-- start of THE DATA --

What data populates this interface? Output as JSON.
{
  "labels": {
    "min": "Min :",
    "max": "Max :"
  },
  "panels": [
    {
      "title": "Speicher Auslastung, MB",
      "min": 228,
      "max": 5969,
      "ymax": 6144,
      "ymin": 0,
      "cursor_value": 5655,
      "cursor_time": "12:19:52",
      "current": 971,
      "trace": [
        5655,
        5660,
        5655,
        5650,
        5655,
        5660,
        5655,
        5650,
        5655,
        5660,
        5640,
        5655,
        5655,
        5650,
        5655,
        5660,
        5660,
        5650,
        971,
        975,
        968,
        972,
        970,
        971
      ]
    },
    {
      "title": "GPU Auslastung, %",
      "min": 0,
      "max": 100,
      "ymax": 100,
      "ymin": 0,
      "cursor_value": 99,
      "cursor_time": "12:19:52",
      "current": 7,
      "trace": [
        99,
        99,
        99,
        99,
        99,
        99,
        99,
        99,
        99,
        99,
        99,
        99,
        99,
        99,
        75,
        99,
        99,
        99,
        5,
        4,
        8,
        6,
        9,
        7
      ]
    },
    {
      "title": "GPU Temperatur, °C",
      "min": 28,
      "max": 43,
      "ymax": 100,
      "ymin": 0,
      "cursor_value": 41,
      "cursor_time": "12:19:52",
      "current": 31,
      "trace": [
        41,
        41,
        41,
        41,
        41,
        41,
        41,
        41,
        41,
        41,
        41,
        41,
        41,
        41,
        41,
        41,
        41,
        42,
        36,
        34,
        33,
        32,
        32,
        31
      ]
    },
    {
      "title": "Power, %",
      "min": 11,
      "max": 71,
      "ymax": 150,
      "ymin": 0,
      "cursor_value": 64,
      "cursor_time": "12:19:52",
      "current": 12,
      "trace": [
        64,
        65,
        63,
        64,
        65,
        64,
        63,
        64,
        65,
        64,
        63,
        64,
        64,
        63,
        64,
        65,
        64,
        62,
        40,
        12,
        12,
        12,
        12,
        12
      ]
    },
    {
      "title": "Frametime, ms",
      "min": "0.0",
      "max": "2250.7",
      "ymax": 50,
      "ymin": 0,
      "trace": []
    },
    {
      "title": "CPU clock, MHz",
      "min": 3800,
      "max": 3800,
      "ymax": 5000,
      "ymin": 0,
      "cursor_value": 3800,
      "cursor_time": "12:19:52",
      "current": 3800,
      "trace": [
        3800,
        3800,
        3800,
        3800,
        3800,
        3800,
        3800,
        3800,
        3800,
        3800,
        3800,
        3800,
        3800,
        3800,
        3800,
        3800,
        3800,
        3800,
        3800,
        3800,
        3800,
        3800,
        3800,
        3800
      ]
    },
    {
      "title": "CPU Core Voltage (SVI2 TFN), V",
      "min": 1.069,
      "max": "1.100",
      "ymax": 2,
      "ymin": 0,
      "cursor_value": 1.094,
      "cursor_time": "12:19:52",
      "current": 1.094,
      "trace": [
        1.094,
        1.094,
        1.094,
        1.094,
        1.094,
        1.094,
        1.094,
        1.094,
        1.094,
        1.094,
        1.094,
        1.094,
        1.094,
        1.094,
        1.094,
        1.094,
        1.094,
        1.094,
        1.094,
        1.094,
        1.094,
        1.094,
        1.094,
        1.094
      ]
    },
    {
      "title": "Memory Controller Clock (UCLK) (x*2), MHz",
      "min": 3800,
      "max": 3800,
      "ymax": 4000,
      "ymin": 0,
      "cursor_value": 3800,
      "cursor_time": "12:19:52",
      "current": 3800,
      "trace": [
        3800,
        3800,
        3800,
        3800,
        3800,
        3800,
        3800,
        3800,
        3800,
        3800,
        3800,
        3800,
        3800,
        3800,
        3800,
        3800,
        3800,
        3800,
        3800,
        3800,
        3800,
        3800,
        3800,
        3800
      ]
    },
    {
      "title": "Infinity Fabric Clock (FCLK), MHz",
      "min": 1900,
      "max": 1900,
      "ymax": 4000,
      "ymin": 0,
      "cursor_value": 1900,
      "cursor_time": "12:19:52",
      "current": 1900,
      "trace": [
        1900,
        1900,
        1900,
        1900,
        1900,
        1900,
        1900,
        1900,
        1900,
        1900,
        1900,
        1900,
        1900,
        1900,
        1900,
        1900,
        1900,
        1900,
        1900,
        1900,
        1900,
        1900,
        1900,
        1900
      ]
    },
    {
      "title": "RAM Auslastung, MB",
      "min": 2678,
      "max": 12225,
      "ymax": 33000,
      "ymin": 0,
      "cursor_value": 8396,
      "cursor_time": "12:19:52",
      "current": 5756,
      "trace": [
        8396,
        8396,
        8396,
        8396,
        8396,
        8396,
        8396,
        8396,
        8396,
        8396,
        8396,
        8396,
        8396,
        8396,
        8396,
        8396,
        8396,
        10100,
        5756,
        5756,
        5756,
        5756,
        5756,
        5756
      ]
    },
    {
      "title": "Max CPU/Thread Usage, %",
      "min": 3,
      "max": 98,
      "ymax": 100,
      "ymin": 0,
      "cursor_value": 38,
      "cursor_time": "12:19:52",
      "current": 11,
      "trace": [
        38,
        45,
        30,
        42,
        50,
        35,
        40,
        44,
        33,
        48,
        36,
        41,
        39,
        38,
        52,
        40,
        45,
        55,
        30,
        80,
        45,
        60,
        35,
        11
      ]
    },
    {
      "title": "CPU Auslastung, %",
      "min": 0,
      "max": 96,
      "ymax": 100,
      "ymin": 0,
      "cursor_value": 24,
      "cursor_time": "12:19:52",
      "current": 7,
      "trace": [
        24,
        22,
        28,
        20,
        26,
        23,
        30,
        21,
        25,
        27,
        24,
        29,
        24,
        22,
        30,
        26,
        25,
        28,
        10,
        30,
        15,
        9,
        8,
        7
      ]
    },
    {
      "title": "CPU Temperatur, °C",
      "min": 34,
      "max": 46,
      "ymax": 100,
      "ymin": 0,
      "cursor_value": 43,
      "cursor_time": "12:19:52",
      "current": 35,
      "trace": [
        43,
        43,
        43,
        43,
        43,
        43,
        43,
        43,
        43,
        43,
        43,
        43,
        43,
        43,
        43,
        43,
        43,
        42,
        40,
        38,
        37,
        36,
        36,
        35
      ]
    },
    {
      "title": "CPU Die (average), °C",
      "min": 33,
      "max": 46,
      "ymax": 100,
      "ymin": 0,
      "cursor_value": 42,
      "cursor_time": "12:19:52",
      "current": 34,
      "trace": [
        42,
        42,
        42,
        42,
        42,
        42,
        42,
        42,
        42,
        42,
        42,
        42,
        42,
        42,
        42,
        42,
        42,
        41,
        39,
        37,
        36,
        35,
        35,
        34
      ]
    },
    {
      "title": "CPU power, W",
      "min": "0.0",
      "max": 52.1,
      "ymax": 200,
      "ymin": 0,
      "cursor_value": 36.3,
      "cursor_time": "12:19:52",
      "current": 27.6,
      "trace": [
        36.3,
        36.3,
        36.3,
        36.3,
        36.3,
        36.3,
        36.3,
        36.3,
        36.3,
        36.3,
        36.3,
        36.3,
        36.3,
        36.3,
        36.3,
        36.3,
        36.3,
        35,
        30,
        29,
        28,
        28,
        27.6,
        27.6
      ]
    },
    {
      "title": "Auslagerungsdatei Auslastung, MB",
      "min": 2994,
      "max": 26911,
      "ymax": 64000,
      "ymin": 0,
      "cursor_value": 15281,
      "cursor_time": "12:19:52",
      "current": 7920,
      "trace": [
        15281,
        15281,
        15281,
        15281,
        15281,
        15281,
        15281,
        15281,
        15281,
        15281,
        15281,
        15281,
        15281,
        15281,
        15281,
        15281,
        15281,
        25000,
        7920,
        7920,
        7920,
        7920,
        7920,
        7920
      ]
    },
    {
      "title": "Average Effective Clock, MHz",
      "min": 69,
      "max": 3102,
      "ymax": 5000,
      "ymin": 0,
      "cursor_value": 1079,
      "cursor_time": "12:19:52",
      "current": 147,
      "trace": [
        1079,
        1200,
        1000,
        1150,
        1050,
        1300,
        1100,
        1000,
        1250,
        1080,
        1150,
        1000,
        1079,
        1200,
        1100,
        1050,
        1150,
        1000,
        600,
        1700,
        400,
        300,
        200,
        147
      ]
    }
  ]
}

-- end of THE DATA --

== WHAT IS BEING ASKED ==
Using the listing above, show every line that includes the string "Temperatur".

== EXERCISE RESULT ==
      "title": "GPU Temperatur, °C",
      "title": "CPU Temperatur, °C",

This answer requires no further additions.